Task goal:
Write out the full set of records below exactly.

Data extract:
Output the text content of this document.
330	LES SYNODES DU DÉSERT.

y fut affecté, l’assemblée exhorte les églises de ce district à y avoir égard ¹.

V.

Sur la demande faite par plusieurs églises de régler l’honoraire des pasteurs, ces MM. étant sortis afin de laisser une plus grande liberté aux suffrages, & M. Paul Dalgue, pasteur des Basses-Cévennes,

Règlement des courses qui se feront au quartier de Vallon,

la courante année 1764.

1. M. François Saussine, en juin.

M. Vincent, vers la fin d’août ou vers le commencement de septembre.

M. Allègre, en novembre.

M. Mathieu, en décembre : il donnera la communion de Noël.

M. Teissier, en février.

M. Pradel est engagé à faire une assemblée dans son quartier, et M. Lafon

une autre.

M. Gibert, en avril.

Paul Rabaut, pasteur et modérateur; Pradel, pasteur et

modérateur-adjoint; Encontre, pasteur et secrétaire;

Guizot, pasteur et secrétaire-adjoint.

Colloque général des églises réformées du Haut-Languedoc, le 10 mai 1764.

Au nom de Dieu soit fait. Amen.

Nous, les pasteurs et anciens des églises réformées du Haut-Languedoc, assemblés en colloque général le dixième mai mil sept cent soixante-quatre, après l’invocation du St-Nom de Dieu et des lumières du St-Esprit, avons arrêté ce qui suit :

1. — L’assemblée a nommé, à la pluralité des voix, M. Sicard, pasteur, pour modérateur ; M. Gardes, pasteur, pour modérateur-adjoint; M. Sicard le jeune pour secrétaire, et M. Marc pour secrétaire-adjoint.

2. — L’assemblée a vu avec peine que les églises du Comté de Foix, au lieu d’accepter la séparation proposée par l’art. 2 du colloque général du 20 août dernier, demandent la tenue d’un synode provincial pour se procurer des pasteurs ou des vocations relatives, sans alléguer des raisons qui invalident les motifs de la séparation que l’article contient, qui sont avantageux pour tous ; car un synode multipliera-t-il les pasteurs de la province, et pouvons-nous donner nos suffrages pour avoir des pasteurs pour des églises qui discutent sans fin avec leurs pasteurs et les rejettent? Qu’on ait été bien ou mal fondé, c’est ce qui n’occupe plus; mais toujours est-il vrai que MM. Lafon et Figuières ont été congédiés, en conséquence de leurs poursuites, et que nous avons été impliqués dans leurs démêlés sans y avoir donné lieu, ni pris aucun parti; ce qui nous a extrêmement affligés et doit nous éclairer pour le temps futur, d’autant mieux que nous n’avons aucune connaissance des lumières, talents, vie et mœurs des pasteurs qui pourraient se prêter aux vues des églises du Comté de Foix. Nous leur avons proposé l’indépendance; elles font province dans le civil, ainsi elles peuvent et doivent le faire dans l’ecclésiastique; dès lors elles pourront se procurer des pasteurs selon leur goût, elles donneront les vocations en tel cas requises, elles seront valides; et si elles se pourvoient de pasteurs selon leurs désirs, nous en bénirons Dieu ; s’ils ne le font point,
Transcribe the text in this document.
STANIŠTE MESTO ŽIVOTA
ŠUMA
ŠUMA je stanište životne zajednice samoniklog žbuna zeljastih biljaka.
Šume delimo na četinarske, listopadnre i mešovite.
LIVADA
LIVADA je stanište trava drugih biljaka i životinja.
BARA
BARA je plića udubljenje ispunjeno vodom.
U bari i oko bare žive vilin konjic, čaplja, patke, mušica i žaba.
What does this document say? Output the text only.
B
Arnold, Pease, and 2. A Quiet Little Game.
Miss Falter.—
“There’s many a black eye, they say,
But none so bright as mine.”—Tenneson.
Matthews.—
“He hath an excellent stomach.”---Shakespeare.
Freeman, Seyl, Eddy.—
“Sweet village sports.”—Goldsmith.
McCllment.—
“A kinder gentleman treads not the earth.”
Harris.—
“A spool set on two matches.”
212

Output below:
Output the text content of this document.
330	LES SYNODES DU DÉSERT.

y fut affecté, l’assemblée exhorte les églises de ce district à y avoir égard ¹.

V.

Sur la demande faite par plusieurs églises de régler l’honoraire des pasteurs, ces MM. étant sortis afin de laisser une plus grande liberté aux suffrages, & M. Paul Dalgue, pasteur des Basses-Cévennes,

Règlement des courses qui se feront au quartier de Vallon,

la courante année 1764.

1. M. François Saussine, en juin.

M. Vincent, vers la fin d’août ou vers le commencement de septembre.

M. Allègre, en novembre.

M. Mathieu, en décembre : il donnera la communion de Noël.

M. Teissier, en février.

M. Pradel est engagé à faire une assemblée dans son quartier, et M. Lafon

une autre.

M. Gibert, en avril.

Paul Rabaut, pasteur et modérateur; Pradel, pasteur et

modérateur-adjoint; Encontre, pasteur et secrétaire;

Guizot, pasteur et secrétaire-adjoint.

Colloque général des églises réformées du Haut-Languedoc, le 10 mai 1764.

Au nom de Dieu soit fait. Amen.

Nous, les pasteurs et anciens des églises réformées du Haut-Languedoc, assemblés en colloque général le dixième mai mil sept cent soixante-quatre, après l’invocation du St-Nom de Dieu et des lumières du St-Esprit, avons arrêté ce qui suit :

1. — L’assemblée a nommé, à la pluralité des voix, M. Sicard, pasteur, pour modérateur ; M. Gardes, pasteur, pour modérateur-adjoint; M. Sicard le jeune pour secrétaire, et M. Marc pour secrétaire-adjoint.

2. — L’assemblée a vu avec peine que les églises du Comté de Foix, au lieu d’accepter la séparation proposée par l’art. 2 du colloque général du 20 août dernier, demandent la tenue d’un synode provincial pour se procurer des pasteurs ou des vocations relatives, sans alléguer des raisons qui invalident les motifs de la séparation que l’article contient, qui sont avantageux pour tous ; car un synode multipliera-t-il les pasteurs de la province, et pouvons-nous donner nos suffrages pour avoir des pasteurs pour des églises qui discutent sans fin avec leurs pasteurs et les rejettent? Qu’on ait été bien ou mal fondé, c’est ce qui n’occupe plus; mais toujours est-il vrai que MM. Lafon et Figuières ont été congédiés, en conséquence de leurs poursuites, et que nous avons été impliqués dans leurs démêlés sans y avoir donné lieu, ni pris aucun parti; ce qui nous a extrêmement affligés et doit nous éclairer pour le temps futur, d’autant mieux que nous n’avons aucune connaissance des lumières, talents, vie et mœurs des pasteurs qui pourraient se prêter aux vues des églises du Comté de Foix. Nous leur avons proposé l’indépendance; elles font province dans le civil, ainsi elles peuvent et doivent le faire dans l’ecclésiastique; dès lors elles pourront se procurer des pasteurs selon leur goût, elles donneront les vocations en tel cas requises, elles seront valides; et si elles se pourvoient de pasteurs selon leurs désirs, nous en bénirons Dieu ; s’ils ne le font point,
Transcribe the text in this document.
STANIŠTE MESTO ŽIVOTA
ŠUMA
ŠUMA je stanište životne zajednice samoniklog žbuna zeljastih biljaka.
Šume delimo na četinarske, listopadnre i mešovite.
LIVADA
LIVADA je stanište trava drugih biljaka i životinja.
BARA
BARA je plića udubljenje ispunjeno vodom.
U bari i oko bare žive vilin konjic, čaplja, patke, mušica i žaba.
What does this document say? Output the text only.
B
Arnold, Pease, and 2. A Quiet Little Game.
Miss Falter.—
“There’s many a black eye, they say,
But none so bright as mine.”—Tenneson.
Matthews.—
“He hath an excellent stomach.”---Shakespeare.
Freeman, Seyl, Eddy.—
“Sweet village sports.”—Goldsmith.
McCllment.—
“A kinder gentleman treads not the earth.”
Harris.—
“A spool set on two matches.”
212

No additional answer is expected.